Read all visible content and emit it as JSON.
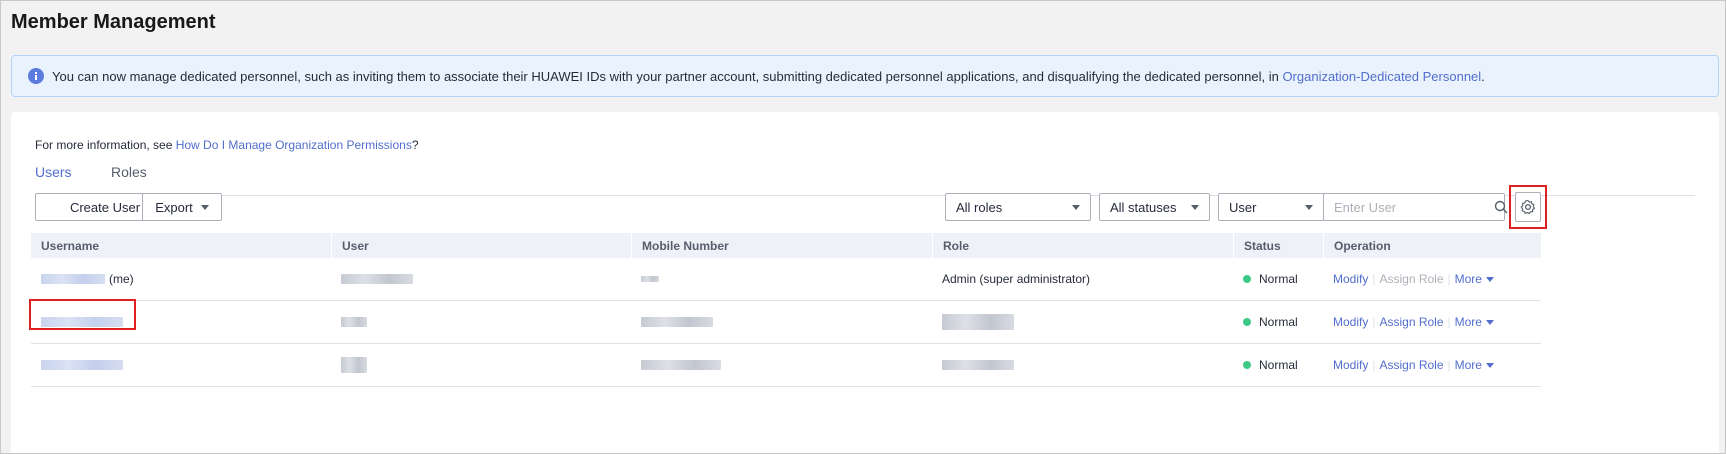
{
  "page": {
    "title": "Member Management"
  },
  "notice": {
    "text": "You can now manage dedicated personnel, such as inviting them to associate their HUAWEI IDs with your partner account, submitting dedicated personnel applications, and disqualifying the dedicated personnel, in ",
    "link": "Organization-Dedicated Personnel",
    "suffix": "."
  },
  "help": {
    "prefix": "For more information, see ",
    "link": "How Do I Manage Organization Permissions",
    "suffix": "?"
  },
  "tabs": [
    {
      "label": "Users"
    },
    {
      "label": "Roles"
    }
  ],
  "toolbar": {
    "create_label": "Create User",
    "export_label": "Export",
    "roles_filter": "All roles",
    "status_filter": "All statuses",
    "search_field": "User",
    "search_placeholder": "Enter User"
  },
  "table": {
    "headers": [
      "Username",
      "User",
      "Mobile Number",
      "Role",
      "Status",
      "Operation"
    ],
    "rows": [
      {
        "me_suffix": "(me)",
        "role": "Admin (super administrator)",
        "status": "Normal",
        "modify": "Modify",
        "assign": "Assign Role",
        "more": "More"
      },
      {
        "status": "Normal",
        "modify": "Modify",
        "assign": "Assign Role",
        "more": "More"
      },
      {
        "status": "Normal",
        "modify": "Modify",
        "assign": "Assign Role",
        "more": "More"
      }
    ]
  },
  "colors": {
    "accent": "#526ecc",
    "status_normal": "#3ec986",
    "highlight": "#e02020"
  },
  "icons": [
    "info-icon",
    "search-icon",
    "gear-icon",
    "caret-down-icon"
  ]
}
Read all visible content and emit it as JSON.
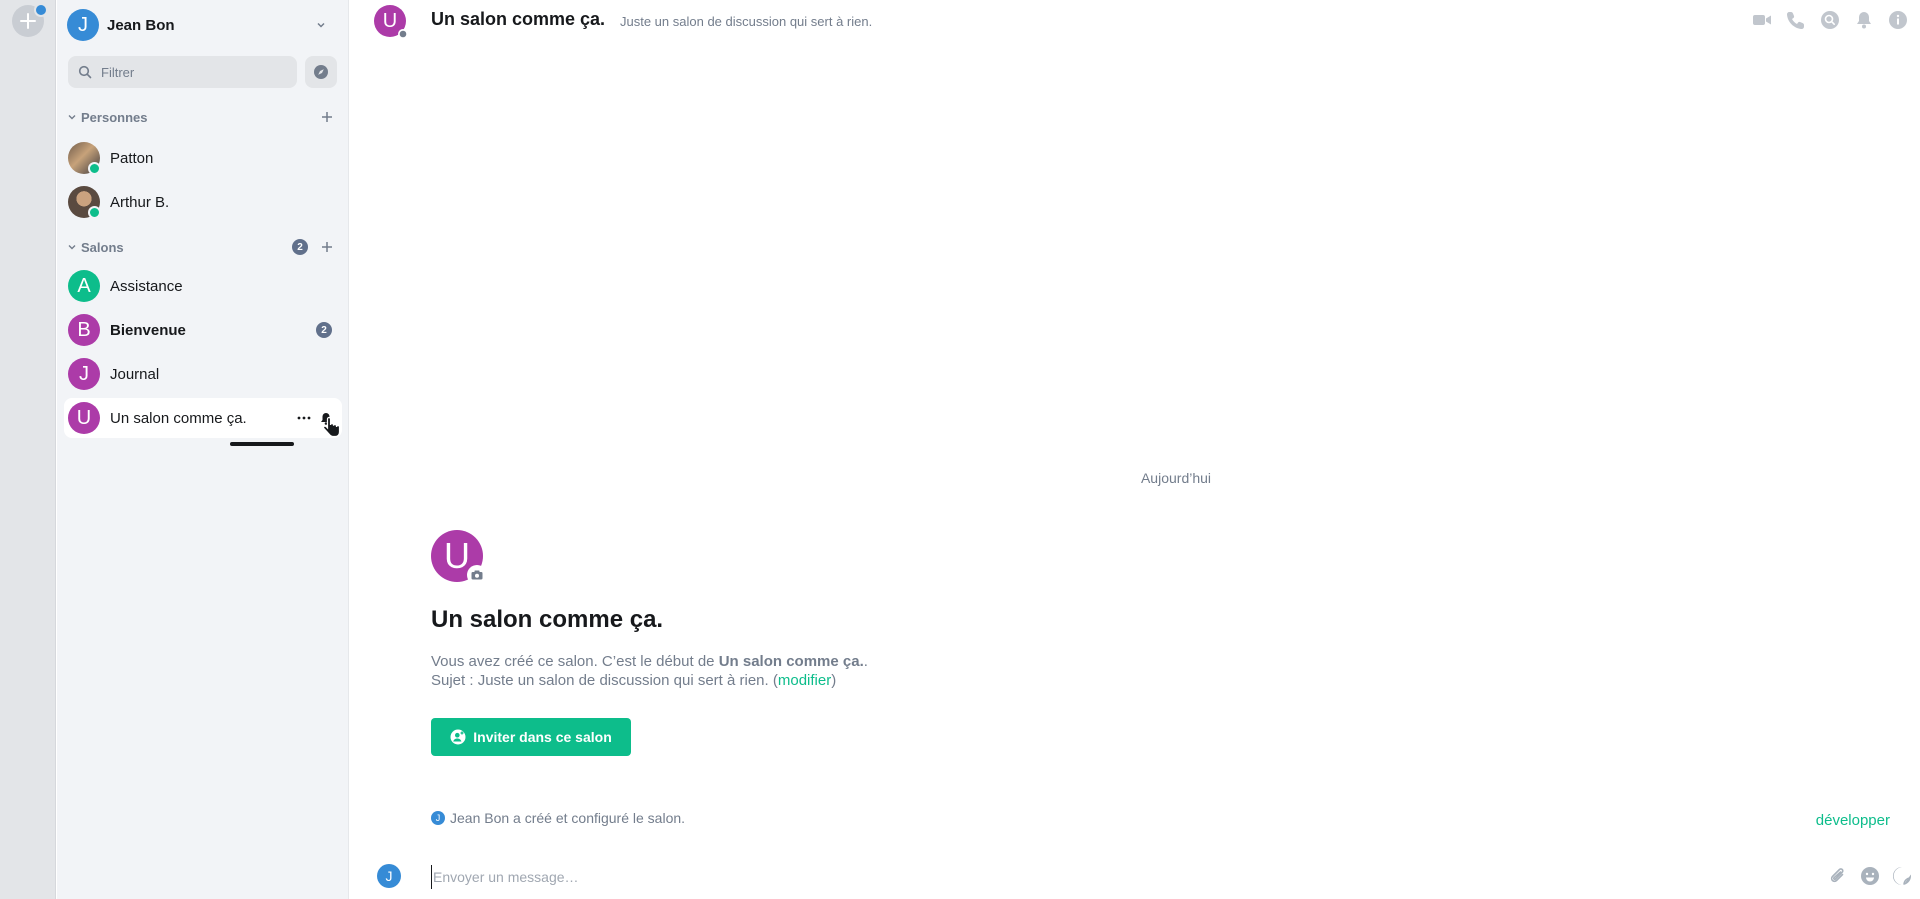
{
  "user": {
    "name": "Jean Bon",
    "initial": "J"
  },
  "filter": {
    "placeholder": "Filtrer"
  },
  "sections": {
    "people": {
      "label": "Personnes"
    },
    "rooms": {
      "label": "Salons",
      "count": "2"
    }
  },
  "people": [
    {
      "name": "Patton"
    },
    {
      "name": "Arthur B."
    }
  ],
  "rooms": [
    {
      "name": "Assistance",
      "initial": "A",
      "color": "#0dbd8b"
    },
    {
      "name": "Bienvenue",
      "initial": "B",
      "color": "#ac3ba8",
      "badge": "2"
    },
    {
      "name": "Journal",
      "initial": "J",
      "color": "#ac3ba8"
    },
    {
      "name": "Un salon comme ça.",
      "initial": "U",
      "color": "#ac3ba8"
    }
  ],
  "header": {
    "initial": "U",
    "title": "Un salon comme ça.",
    "topic": "Juste un salon de discussion qui sert à rien."
  },
  "timeline": {
    "date_separator": "Aujourd’hui",
    "intro_initial": "U",
    "intro_title": "Un salon comme ça.",
    "intro_line1_prefix": "Vous avez créé ce salon. C’est le début de ",
    "intro_line1_room": "Un salon comme ça.",
    "intro_line1_suffix": ".",
    "intro_line2_prefix": "Sujet : Juste un salon de discussion qui sert à rien. (",
    "intro_line2_link": "modifier",
    "intro_line2_suffix": ")",
    "invite_label": "Inviter dans ce salon",
    "event_initial": "J",
    "event_text": "Jean Bon a créé et configuré le salon.",
    "expand_label": "développer"
  },
  "composer": {
    "initial": "J",
    "placeholder": "Envoyer un message…"
  },
  "colors": {
    "accent": "#0dbd8b",
    "room_avatar": "#ac3ba8",
    "user_avatar": "#368bd6",
    "muted": "#737d8c"
  }
}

TASK DESCRIPTION
Every record must be copied exactly, with images dropped from the result.

EXERCISE RESULT
Read all visible content and emit it as JSON.
{
  "page": {
    "title": "Member Management"
  },
  "notice": {
    "text": "You can now manage dedicated personnel, such as inviting them to associate their HUAWEI IDs with your partner account, submitting dedicated personnel applications, and disqualifying the dedicated personnel, in ",
    "link": "Organization-Dedicated Personnel",
    "suffix": "."
  },
  "help": {
    "prefix": "For more information, see ",
    "link": "How Do I Manage Organization Permissions",
    "suffix": "?"
  },
  "tabs": [
    {
      "label": "Users"
    },
    {
      "label": "Roles"
    }
  ],
  "toolbar": {
    "create_label": "Create User",
    "export_label": "Export",
    "roles_filter": "All roles",
    "status_filter": "All statuses",
    "search_field": "User",
    "search_placeholder": "Enter User"
  },
  "table": {
    "headers": [
      "Username",
      "User",
      "Mobile Number",
      "Role",
      "Status",
      "Operation"
    ],
    "rows": [
      {
        "me_suffix": "(me)",
        "role": "Admin (super administrator)",
        "status": "Normal",
        "modify": "Modify",
        "assign": "Assign Role",
        "more": "More"
      },
      {
        "status": "Normal",
        "modify": "Modify",
        "assign": "Assign Role",
        "more": "More"
      },
      {
        "status": "Normal",
        "modify": "Modify",
        "assign": "Assign Role",
        "more": "More"
      }
    ]
  },
  "colors": {
    "accent": "#526ecc",
    "status_normal": "#3ec986",
    "highlight": "#e02020"
  },
  "icons": [
    "info-icon",
    "search-icon",
    "gear-icon",
    "caret-down-icon"
  ]
}
Read all visible content and emit it as JSON.
{
  "user": {
    "name": "Jean Bon",
    "initial": "J"
  },
  "filter": {
    "placeholder": "Filtrer"
  },
  "sections": {
    "people": {
      "label": "Personnes"
    },
    "rooms": {
      "label": "Salons",
      "count": "2"
    }
  },
  "people": [
    {
      "name": "Patton"
    },
    {
      "name": "Arthur B."
    }
  ],
  "rooms": [
    {
      "name": "Assistance",
      "initial": "A",
      "color": "#0dbd8b"
    },
    {
      "name": "Bienvenue",
      "initial": "B",
      "color": "#ac3ba8",
      "badge": "2"
    },
    {
      "name": "Journal",
      "initial": "J",
      "color": "#ac3ba8"
    },
    {
      "name": "Un salon comme ça.",
      "initial": "U",
      "color": "#ac3ba8"
    }
  ],
  "header": {
    "initial": "U",
    "title": "Un salon comme ça.",
    "topic": "Juste un salon de discussion qui sert à rien."
  },
  "timeline": {
    "date_separator": "Aujourd’hui",
    "intro_initial": "U",
    "intro_title": "Un salon comme ça.",
    "intro_line1_prefix": "Vous avez créé ce salon. C’est le début de ",
    "intro_line1_room": "Un salon comme ça.",
    "intro_line1_suffix": ".",
    "intro_line2_prefix": "Sujet : Juste un salon de discussion qui sert à rien. (",
    "intro_line2_link": "modifier",
    "intro_line2_suffix": ")",
    "invite_label": "Inviter dans ce salon",
    "event_initial": "J",
    "event_text": "Jean Bon a créé et configuré le salon.",
    "expand_label": "développer"
  },
  "composer": {
    "initial": "J",
    "placeholder": "Envoyer un message…"
  },
  "colors": {
    "accent": "#0dbd8b",
    "room_avatar": "#ac3ba8",
    "user_avatar": "#368bd6",
    "muted": "#737d8c"
  }
}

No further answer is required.